-- begin --

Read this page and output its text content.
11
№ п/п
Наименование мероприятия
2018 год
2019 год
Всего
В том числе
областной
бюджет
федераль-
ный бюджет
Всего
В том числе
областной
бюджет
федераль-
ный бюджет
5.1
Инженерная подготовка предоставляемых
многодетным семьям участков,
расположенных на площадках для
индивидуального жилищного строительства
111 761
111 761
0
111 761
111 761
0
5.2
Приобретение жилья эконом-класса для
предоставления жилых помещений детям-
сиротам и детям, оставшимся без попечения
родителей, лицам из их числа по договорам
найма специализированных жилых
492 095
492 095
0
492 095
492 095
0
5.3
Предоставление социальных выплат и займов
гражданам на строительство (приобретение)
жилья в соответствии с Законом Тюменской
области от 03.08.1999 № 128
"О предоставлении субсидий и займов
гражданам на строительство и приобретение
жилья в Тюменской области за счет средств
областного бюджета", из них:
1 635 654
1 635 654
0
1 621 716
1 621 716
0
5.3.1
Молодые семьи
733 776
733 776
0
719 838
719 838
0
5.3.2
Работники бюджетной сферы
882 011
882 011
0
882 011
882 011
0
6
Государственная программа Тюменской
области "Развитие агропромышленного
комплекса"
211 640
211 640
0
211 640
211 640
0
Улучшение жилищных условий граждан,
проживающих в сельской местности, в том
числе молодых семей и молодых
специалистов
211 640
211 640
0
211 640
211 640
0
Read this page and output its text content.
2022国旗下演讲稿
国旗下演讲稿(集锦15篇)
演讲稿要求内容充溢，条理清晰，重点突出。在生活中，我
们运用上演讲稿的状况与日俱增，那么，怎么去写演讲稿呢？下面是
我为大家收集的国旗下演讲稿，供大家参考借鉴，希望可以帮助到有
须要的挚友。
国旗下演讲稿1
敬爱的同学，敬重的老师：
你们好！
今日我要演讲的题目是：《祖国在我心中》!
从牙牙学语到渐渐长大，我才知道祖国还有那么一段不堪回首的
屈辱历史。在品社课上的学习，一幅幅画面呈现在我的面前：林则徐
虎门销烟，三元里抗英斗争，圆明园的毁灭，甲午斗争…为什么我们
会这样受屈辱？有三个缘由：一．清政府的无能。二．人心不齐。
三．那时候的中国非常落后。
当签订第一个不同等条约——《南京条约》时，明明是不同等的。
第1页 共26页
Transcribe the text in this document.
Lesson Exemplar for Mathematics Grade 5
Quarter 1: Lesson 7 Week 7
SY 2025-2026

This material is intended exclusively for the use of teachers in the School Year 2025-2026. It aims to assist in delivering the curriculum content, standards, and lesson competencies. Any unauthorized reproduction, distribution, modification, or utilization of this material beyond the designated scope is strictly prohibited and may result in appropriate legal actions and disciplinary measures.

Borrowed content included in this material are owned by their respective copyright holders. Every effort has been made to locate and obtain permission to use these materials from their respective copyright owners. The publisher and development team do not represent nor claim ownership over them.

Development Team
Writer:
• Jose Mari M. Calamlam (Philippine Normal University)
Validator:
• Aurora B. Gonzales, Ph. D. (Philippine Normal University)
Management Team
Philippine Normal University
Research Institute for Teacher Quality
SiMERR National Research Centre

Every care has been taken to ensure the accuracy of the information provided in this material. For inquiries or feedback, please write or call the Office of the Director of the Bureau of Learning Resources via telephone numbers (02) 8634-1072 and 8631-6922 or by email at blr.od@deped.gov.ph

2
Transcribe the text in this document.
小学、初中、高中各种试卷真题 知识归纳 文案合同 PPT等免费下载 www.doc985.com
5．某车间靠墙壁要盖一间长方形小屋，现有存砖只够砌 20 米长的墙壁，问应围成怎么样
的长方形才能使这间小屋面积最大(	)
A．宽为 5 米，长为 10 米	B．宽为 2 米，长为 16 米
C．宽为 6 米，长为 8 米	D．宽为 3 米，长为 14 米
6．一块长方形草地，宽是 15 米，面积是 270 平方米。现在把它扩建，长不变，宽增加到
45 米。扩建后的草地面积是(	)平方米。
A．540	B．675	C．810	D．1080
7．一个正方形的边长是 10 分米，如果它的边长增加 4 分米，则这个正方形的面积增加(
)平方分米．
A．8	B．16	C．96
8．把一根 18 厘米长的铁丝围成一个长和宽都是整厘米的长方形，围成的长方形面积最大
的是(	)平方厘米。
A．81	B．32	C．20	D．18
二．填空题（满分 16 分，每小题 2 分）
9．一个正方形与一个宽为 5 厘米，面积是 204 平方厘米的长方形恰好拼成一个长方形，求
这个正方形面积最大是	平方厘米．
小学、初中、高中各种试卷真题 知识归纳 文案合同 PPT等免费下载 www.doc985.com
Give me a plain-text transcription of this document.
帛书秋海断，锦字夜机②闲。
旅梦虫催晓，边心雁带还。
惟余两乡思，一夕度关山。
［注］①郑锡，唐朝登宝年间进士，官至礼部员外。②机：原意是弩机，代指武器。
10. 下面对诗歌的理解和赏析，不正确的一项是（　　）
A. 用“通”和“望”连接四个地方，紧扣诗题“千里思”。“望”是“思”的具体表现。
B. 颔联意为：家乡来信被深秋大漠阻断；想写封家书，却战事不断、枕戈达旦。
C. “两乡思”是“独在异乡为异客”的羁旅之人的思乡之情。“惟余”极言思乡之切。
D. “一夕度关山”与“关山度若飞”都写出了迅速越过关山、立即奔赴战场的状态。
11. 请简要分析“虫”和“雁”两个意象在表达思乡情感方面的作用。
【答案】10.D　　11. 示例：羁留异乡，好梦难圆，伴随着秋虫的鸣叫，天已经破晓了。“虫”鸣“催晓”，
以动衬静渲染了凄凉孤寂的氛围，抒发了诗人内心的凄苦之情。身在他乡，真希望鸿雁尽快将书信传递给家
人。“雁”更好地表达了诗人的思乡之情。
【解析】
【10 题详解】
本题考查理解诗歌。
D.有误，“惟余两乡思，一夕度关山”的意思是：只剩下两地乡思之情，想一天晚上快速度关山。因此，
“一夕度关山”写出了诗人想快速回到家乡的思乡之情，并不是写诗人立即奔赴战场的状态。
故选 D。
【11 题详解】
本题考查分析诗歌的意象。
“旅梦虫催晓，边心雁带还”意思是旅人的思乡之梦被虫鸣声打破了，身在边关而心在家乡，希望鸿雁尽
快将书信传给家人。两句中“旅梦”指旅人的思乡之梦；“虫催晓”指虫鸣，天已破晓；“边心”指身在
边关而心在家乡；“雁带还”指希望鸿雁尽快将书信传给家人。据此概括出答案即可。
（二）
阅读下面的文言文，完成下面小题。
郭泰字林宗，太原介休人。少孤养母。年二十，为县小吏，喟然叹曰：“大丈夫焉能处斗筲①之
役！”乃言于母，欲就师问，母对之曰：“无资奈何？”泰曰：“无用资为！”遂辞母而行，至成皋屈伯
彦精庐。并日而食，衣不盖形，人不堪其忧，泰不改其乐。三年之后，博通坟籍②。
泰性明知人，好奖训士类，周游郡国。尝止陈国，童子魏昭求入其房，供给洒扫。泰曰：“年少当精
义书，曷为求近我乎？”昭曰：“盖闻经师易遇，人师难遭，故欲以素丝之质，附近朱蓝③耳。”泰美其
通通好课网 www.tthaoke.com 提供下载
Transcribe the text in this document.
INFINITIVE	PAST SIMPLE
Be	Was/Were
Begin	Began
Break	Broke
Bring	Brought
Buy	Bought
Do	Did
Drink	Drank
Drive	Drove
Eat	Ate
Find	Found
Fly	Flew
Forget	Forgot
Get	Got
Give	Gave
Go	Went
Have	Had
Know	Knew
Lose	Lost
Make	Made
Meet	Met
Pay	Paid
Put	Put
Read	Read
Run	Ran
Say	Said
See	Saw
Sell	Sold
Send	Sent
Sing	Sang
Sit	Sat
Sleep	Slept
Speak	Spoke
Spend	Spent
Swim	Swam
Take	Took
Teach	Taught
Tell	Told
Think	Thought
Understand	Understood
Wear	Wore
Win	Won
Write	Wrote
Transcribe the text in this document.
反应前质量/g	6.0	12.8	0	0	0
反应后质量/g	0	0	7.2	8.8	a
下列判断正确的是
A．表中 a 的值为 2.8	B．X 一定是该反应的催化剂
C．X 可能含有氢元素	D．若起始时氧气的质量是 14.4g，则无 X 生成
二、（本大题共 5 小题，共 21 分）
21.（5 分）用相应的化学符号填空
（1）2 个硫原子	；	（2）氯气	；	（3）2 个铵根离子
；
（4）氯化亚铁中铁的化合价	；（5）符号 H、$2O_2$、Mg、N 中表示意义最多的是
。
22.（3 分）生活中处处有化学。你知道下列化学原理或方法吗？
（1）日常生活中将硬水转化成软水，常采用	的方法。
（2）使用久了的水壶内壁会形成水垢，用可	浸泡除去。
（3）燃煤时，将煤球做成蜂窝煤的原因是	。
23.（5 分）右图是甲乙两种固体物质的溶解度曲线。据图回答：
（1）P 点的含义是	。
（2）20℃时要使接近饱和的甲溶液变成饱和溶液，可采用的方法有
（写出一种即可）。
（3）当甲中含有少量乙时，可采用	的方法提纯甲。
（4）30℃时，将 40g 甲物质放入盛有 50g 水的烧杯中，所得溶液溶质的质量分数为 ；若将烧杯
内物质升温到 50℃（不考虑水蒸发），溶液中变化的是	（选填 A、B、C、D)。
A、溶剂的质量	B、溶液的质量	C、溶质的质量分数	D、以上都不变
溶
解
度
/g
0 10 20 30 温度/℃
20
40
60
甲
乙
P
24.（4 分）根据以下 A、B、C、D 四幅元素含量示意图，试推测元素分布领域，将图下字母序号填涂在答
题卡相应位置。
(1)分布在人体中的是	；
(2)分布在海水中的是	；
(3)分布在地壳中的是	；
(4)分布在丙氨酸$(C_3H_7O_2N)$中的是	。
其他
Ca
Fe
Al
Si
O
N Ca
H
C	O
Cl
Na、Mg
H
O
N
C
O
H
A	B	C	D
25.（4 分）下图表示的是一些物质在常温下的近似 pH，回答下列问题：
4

-- end --

#### Set problem:
Using the listing above, return all lines where the word "Philippine" occurs.

#### Answer to the problem:
• Jose Mari M. Calamlam (Philippine Normal University)
• Aurora B. Gonzales, Ph. D. (Philippine Normal University)
Philippine Normal University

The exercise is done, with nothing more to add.